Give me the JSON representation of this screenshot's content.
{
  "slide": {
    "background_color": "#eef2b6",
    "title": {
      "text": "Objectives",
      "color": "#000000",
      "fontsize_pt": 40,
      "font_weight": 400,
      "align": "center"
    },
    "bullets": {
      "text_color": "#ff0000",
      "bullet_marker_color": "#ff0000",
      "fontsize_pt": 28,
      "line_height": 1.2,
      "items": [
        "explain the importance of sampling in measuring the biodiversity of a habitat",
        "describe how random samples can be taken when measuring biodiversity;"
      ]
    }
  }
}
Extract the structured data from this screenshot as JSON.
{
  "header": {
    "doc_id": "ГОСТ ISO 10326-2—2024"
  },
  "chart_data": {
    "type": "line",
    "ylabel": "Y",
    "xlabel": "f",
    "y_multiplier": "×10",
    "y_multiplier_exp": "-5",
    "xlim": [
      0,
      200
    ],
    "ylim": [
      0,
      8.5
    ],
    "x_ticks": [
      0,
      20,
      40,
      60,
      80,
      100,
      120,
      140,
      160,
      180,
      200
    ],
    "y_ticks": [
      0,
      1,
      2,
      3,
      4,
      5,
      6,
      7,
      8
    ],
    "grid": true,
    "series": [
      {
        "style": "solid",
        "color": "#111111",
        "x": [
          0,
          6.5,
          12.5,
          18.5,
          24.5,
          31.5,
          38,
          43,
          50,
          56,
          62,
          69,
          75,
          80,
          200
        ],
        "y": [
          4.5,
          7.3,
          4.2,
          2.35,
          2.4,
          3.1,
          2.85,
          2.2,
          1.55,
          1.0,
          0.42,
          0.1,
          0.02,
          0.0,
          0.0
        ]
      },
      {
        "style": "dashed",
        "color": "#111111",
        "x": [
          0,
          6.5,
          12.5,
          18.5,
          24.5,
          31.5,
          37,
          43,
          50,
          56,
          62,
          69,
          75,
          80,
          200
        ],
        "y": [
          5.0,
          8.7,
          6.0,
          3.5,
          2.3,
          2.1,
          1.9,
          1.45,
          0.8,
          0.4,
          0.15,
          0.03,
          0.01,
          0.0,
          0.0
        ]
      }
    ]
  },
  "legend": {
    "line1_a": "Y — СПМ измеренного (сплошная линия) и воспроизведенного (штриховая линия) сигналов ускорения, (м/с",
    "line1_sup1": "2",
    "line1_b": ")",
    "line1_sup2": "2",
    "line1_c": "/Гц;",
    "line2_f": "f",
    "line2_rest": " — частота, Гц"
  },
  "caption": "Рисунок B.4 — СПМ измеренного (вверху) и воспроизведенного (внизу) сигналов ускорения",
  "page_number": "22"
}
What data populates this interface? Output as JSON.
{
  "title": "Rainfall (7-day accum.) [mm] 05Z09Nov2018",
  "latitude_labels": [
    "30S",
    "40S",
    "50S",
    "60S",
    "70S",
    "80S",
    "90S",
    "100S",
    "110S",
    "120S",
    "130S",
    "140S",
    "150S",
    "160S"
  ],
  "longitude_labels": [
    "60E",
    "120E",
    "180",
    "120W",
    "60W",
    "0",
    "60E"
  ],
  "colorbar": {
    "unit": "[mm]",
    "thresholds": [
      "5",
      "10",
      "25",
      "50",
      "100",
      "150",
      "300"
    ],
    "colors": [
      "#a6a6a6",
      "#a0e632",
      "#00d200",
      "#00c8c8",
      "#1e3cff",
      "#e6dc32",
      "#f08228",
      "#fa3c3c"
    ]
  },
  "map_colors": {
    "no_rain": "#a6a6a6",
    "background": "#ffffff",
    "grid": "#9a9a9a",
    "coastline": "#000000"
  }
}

# Task brief
Transcribe all of the lines in the records precisely.

# Response for this exercise
Give me the JSON representation of this screenshot's content.
{
  "slide": {
    "background_color": "#eef2b6",
    "title": {
      "text": "Objectives",
      "color": "#000000",
      "fontsize_pt": 40,
      "font_weight": 400,
      "align": "center"
    },
    "bullets": {
      "text_color": "#ff0000",
      "bullet_marker_color": "#ff0000",
      "fontsize_pt": 28,
      "line_height": 1.2,
      "items": [
        "explain the importance of sampling in measuring the biodiversity of a habitat",
        "describe how random samples can be taken when measuring biodiversity;"
      ]
    }
  }
}
Extract the structured data from this screenshot as JSON.
{
  "header": {
    "doc_id": "ГОСТ ISO 10326-2—2024"
  },
  "chart_data": {
    "type": "line",
    "ylabel": "Y",
    "xlabel": "f",
    "y_multiplier": "×10",
    "y_multiplier_exp": "-5",
    "xlim": [
      0,
      200
    ],
    "ylim": [
      0,
      8.5
    ],
    "x_ticks": [
      0,
      20,
      40,
      60,
      80,
      100,
      120,
      140,
      160,
      180,
      200
    ],
    "y_ticks": [
      0,
      1,
      2,
      3,
      4,
      5,
      6,
      7,
      8
    ],
    "grid": true,
    "series": [
      {
        "style": "solid",
        "color": "#111111",
        "x": [
          0,
          6.5,
          12.5,
          18.5,
          24.5,
          31.5,
          38,
          43,
          50,
          56,
          62,
          69,
          75,
          80,
          200
        ],
        "y": [
          4.5,
          7.3,
          4.2,
          2.35,
          2.4,
          3.1,
          2.85,
          2.2,
          1.55,
          1.0,
          0.42,
          0.1,
          0.02,
          0.0,
          0.0
        ]
      },
      {
        "style": "dashed",
        "color": "#111111",
        "x": [
          0,
          6.5,
          12.5,
          18.5,
          24.5,
          31.5,
          37,
          43,
          50,
          56,
          62,
          69,
          75,
          80,
          200
        ],
        "y": [
          5.0,
          8.7,
          6.0,
          3.5,
          2.3,
          2.1,
          1.9,
          1.45,
          0.8,
          0.4,
          0.15,
          0.03,
          0.01,
          0.0,
          0.0
        ]
      }
    ]
  },
  "legend": {
    "line1_a": "Y — СПМ измеренного (сплошная линия) и воспроизведенного (штриховая линия) сигналов ускорения, (м/с",
    "line1_sup1": "2",
    "line1_b": ")",
    "line1_sup2": "2",
    "line1_c": "/Гц;",
    "line2_f": "f",
    "line2_rest": " — частота, Гц"
  },
  "caption": "Рисунок B.4 — СПМ измеренного (вверху) и воспроизведенного (внизу) сигналов ускорения",
  "page_number": "22"
}
What data populates this interface? Output as JSON.
{
  "title": "Rainfall (7-day accum.) [mm] 05Z09Nov2018",
  "latitude_labels": [
    "30S",
    "40S",
    "50S",
    "60S",
    "70S",
    "80S",
    "90S",
    "100S",
    "110S",
    "120S",
    "130S",
    "140S",
    "150S",
    "160S"
  ],
  "longitude_labels": [
    "60E",
    "120E",
    "180",
    "120W",
    "60W",
    "0",
    "60E"
  ],
  "colorbar": {
    "unit": "[mm]",
    "thresholds": [
      "5",
      "10",
      "25",
      "50",
      "100",
      "150",
      "300"
    ],
    "colors": [
      "#a6a6a6",
      "#a0e632",
      "#00d200",
      "#00c8c8",
      "#1e3cff",
      "#e6dc32",
      "#f08228",
      "#fa3c3c"
    ]
  },
  "map_colors": {
    "no_rain": "#a6a6a6",
    "background": "#ffffff",
    "grid": "#9a9a9a",
    "coastline": "#000000"
  }
}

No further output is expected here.